## BEGIN

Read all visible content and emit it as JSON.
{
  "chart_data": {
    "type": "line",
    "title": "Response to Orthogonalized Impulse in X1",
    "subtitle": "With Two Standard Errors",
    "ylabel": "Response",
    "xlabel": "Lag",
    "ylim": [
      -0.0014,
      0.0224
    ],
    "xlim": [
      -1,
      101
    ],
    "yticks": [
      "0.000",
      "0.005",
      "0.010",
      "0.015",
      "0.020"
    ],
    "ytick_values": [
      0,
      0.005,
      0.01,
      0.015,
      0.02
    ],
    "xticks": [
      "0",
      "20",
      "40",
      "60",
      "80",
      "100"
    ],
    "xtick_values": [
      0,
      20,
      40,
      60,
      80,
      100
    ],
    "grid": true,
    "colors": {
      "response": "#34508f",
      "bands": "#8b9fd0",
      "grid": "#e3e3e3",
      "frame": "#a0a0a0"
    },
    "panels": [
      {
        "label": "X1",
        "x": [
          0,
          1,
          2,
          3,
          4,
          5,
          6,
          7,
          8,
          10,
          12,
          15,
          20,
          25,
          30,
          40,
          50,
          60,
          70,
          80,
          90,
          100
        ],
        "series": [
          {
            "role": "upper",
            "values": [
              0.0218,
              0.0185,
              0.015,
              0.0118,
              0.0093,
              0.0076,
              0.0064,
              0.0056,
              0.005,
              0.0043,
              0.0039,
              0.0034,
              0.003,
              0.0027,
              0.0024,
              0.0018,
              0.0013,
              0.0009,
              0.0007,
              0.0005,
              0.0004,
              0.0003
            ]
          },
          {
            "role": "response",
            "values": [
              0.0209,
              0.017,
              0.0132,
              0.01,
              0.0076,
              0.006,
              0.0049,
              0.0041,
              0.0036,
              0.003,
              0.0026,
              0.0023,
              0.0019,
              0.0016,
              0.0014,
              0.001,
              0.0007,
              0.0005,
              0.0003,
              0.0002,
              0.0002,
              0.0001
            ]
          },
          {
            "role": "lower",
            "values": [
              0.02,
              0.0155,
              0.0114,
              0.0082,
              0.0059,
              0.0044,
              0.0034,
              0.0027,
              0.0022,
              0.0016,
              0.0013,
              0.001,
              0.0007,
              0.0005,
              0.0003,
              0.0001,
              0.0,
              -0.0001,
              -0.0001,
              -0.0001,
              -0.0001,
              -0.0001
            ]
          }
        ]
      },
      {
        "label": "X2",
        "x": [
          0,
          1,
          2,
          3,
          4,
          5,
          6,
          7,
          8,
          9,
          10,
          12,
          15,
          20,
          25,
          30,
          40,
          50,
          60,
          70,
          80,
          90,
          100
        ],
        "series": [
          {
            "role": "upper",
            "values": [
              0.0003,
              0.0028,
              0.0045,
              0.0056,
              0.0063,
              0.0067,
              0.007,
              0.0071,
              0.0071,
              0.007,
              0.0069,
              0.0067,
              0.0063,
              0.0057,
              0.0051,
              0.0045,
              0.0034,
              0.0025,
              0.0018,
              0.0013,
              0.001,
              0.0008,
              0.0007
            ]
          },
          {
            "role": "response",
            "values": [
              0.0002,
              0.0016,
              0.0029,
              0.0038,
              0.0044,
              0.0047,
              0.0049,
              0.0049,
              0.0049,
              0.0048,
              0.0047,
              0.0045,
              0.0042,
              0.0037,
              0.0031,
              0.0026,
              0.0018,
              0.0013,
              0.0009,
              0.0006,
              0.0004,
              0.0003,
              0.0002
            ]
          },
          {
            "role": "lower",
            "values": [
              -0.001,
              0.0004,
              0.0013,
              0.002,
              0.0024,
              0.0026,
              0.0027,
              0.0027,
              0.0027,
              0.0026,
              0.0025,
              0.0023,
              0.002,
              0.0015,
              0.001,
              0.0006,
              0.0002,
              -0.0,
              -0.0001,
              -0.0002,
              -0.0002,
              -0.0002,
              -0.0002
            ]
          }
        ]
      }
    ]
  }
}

## END

WORK REQUIRED -
Transcribe every entry exactly, omitting nothing.

RESULT OF THIS TASK -
Read all visible content and emit it as JSON.
{
  "chart_data": {
    "type": "line",
    "title": "Response to Orthogonalized Impulse in X1",
    "subtitle": "With Two Standard Errors",
    "ylabel": "Response",
    "xlabel": "Lag",
    "ylim": [
      -0.0014,
      0.0224
    ],
    "xlim": [
      -1,
      101
    ],
    "yticks": [
      "0.000",
      "0.005",
      "0.010",
      "0.015",
      "0.020"
    ],
    "ytick_values": [
      0,
      0.005,
      0.01,
      0.015,
      0.02
    ],
    "xticks": [
      "0",
      "20",
      "40",
      "60",
      "80",
      "100"
    ],
    "xtick_values": [
      0,
      20,
      40,
      60,
      80,
      100
    ],
    "grid": true,
    "colors": {
      "response": "#34508f",
      "bands": "#8b9fd0",
      "grid": "#e3e3e3",
      "frame": "#a0a0a0"
    },
    "panels": [
      {
        "label": "X1",
        "x": [
          0,
          1,
          2,
          3,
          4,
          5,
          6,
          7,
          8,
          10,
          12,
          15,
          20,
          25,
          30,
          40,
          50,
          60,
          70,
          80,
          90,
          100
        ],
        "series": [
          {
            "role": "upper",
            "values": [
              0.0218,
              0.0185,
              0.015,
              0.0118,
              0.0093,
              0.0076,
              0.0064,
              0.0056,
              0.005,
              0.0043,
              0.0039,
              0.0034,
              0.003,
              0.0027,
              0.0024,
              0.0018,
              0.0013,
              0.0009,
              0.0007,
              0.0005,
              0.0004,
              0.0003
            ]
          },
          {
            "role": "response",
            "values": [
              0.0209,
              0.017,
              0.0132,
              0.01,
              0.0076,
              0.006,
              0.0049,
              0.0041,
              0.0036,
              0.003,
              0.0026,
              0.0023,
              0.0019,
              0.0016,
              0.0014,
              0.001,
              0.0007,
              0.0005,
              0.0003,
              0.0002,
              0.0002,
              0.0001
            ]
          },
          {
            "role": "lower",
            "values": [
              0.02,
              0.0155,
              0.0114,
              0.0082,
              0.0059,
              0.0044,
              0.0034,
              0.0027,
              0.0022,
              0.0016,
              0.0013,
              0.001,
              0.0007,
              0.0005,
              0.0003,
              0.0001,
              0.0,
              -0.0001,
              -0.0001,
              -0.0001,
              -0.0001,
              -0.0001
            ]
          }
        ]
      },
      {
        "label": "X2",
        "x": [
          0,
          1,
          2,
          3,
          4,
          5,
          6,
          7,
          8,
          9,
          10,
          12,
          15,
          20,
          25,
          30,
          40,
          50,
          60,
          70,
          80,
          90,
          100
        ],
        "series": [
          {
            "role": "upper",
            "values": [
              0.0003,
              0.0028,
              0.0045,
              0.0056,
              0.0063,
              0.0067,
              0.007,
              0.0071,
              0.0071,
              0.007,
              0.0069,
              0.0067,
              0.0063,
              0.0057,
              0.0051,
              0.0045,
              0.0034,
              0.0025,
              0.0018,
              0.0013,
              0.001,
              0.0008,
              0.0007
            ]
          },
          {
            "role": "response",
            "values": [
              0.0002,
              0.0016,
              0.0029,
              0.0038,
              0.0044,
              0.0047,
              0.0049,
              0.0049,
              0.0049,
              0.0048,
              0.0047,
              0.0045,
              0.0042,
              0.0037,
              0.0031,
              0.0026,
              0.0018,
              0.0013,
              0.0009,
              0.0006,
              0.0004,
              0.0003,
              0.0002
            ]
          },
          {
            "role": "lower",
            "values": [
              -0.001,
              0.0004,
              0.0013,
              0.002,
              0.0024,
              0.0026,
              0.0027,
              0.0027,
              0.0027,
              0.0026,
              0.0025,
              0.0023,
              0.002,
              0.0015,
              0.001,
              0.0006,
              0.0002,
              -0.0,
              -0.0001,
              -0.0002,
              -0.0002,
              -0.0002,
              -0.0002
            ]
          }
        ]
      }
    ]
  }
}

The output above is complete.